■ MATERIAL TO PROCESS:
········

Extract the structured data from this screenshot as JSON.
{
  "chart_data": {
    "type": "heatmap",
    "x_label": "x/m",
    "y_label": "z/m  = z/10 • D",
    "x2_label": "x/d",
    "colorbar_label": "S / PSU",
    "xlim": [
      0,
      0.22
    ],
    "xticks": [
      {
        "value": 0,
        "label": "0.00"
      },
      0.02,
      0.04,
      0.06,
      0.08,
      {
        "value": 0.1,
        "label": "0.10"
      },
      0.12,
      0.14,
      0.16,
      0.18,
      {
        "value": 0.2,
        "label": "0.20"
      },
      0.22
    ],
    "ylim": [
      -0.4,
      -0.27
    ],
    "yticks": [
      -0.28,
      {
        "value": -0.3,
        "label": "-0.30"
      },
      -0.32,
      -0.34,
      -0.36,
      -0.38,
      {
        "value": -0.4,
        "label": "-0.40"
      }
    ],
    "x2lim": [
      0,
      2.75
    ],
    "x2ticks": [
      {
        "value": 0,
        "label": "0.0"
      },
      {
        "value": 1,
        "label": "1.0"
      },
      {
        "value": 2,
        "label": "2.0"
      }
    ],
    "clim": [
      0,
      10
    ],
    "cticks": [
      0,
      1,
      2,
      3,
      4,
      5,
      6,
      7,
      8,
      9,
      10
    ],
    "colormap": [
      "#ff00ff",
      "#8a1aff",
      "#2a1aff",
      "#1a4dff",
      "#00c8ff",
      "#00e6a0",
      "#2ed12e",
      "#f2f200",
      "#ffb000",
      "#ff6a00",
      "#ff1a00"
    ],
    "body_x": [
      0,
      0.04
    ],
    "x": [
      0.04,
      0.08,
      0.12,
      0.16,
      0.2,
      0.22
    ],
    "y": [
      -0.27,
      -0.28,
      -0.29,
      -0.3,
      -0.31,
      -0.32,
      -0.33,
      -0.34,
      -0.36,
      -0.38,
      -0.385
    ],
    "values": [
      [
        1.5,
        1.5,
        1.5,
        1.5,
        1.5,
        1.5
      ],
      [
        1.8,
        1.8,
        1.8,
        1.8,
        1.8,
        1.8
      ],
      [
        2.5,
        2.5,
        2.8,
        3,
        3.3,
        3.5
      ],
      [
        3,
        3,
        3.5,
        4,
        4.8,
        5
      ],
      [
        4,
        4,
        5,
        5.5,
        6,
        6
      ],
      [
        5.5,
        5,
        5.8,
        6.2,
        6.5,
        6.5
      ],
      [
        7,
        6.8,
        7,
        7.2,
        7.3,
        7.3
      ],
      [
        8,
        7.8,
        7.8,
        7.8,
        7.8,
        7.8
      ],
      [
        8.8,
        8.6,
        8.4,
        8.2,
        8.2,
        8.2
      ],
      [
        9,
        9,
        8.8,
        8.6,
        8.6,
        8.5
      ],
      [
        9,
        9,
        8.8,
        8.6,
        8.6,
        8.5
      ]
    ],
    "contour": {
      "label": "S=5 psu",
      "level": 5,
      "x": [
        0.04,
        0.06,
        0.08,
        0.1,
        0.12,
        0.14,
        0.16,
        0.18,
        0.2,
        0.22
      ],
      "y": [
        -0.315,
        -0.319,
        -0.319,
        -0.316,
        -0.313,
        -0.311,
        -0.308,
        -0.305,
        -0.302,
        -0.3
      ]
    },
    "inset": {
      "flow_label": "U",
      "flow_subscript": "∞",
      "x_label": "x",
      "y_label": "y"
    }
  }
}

········

■ AIM: Everything in the listing above should be restated exactly.

■ WRITTEN REPLY:
Extract the structured data from this screenshot as JSON.
{
  "chart_data": {
    "type": "heatmap",
    "x_label": "x/m",
    "y_label": "z/m  = z/10 • D",
    "x2_label": "x/d",
    "colorbar_label": "S / PSU",
    "xlim": [
      0,
      0.22
    ],
    "xticks": [
      {
        "value": 0,
        "label": "0.00"
      },
      0.02,
      0.04,
      0.06,
      0.08,
      {
        "value": 0.1,
        "label": "0.10"
      },
      0.12,
      0.14,
      0.16,
      0.18,
      {
        "value": 0.2,
        "label": "0.20"
      },
      0.22
    ],
    "ylim": [
      -0.4,
      -0.27
    ],
    "yticks": [
      -0.28,
      {
        "value": -0.3,
        "label": "-0.30"
      },
      -0.32,
      -0.34,
      -0.36,
      -0.38,
      {
        "value": -0.4,
        "label": "-0.40"
      }
    ],
    "x2lim": [
      0,
      2.75
    ],
    "x2ticks": [
      {
        "value": 0,
        "label": "0.0"
      },
      {
        "value": 1,
        "label": "1.0"
      },
      {
        "value": 2,
        "label": "2.0"
      }
    ],
    "clim": [
      0,
      10
    ],
    "cticks": [
      0,
      1,
      2,
      3,
      4,
      5,
      6,
      7,
      8,
      9,
      10
    ],
    "colormap": [
      "#ff00ff",
      "#8a1aff",
      "#2a1aff",
      "#1a4dff",
      "#00c8ff",
      "#00e6a0",
      "#2ed12e",
      "#f2f200",
      "#ffb000",
      "#ff6a00",
      "#ff1a00"
    ],
    "body_x": [
      0,
      0.04
    ],
    "x": [
      0.04,
      0.08,
      0.12,
      0.16,
      0.2,
      0.22
    ],
    "y": [
      -0.27,
      -0.28,
      -0.29,
      -0.3,
      -0.31,
      -0.32,
      -0.33,
      -0.34,
      -0.36,
      -0.38,
      -0.385
    ],
    "values": [
      [
        1.5,
        1.5,
        1.5,
        1.5,
        1.5,
        1.5
      ],
      [
        1.8,
        1.8,
        1.8,
        1.8,
        1.8,
        1.8
      ],
      [
        2.5,
        2.5,
        2.8,
        3,
        3.3,
        3.5
      ],
      [
        3,
        3,
        3.5,
        4,
        4.8,
        5
      ],
      [
        4,
        4,
        5,
        5.5,
        6,
        6
      ],
      [
        5.5,
        5,
        5.8,
        6.2,
        6.5,
        6.5
      ],
      [
        7,
        6.8,
        7,
        7.2,
        7.3,
        7.3
      ],
      [
        8,
        7.8,
        7.8,
        7.8,
        7.8,
        7.8
      ],
      [
        8.8,
        8.6,
        8.4,
        8.2,
        8.2,
        8.2
      ],
      [
        9,
        9,
        8.8,
        8.6,
        8.6,
        8.5
      ],
      [
        9,
        9,
        8.8,
        8.6,
        8.6,
        8.5
      ]
    ],
    "contour": {
      "label": "S=5 psu",
      "level": 5,
      "x": [
        0.04,
        0.06,
        0.08,
        0.1,
        0.12,
        0.14,
        0.16,
        0.18,
        0.2,
        0.22
      ],
      "y": [
        -0.315,
        -0.319,
        -0.319,
        -0.316,
        -0.313,
        -0.311,
        -0.308,
        -0.305,
        -0.302,
        -0.3
      ]
    },
    "inset": {
      "flow_label": "U",
      "flow_subscript": "∞",
      "x_label": "x",
      "y_label": "y"
    }
  }
}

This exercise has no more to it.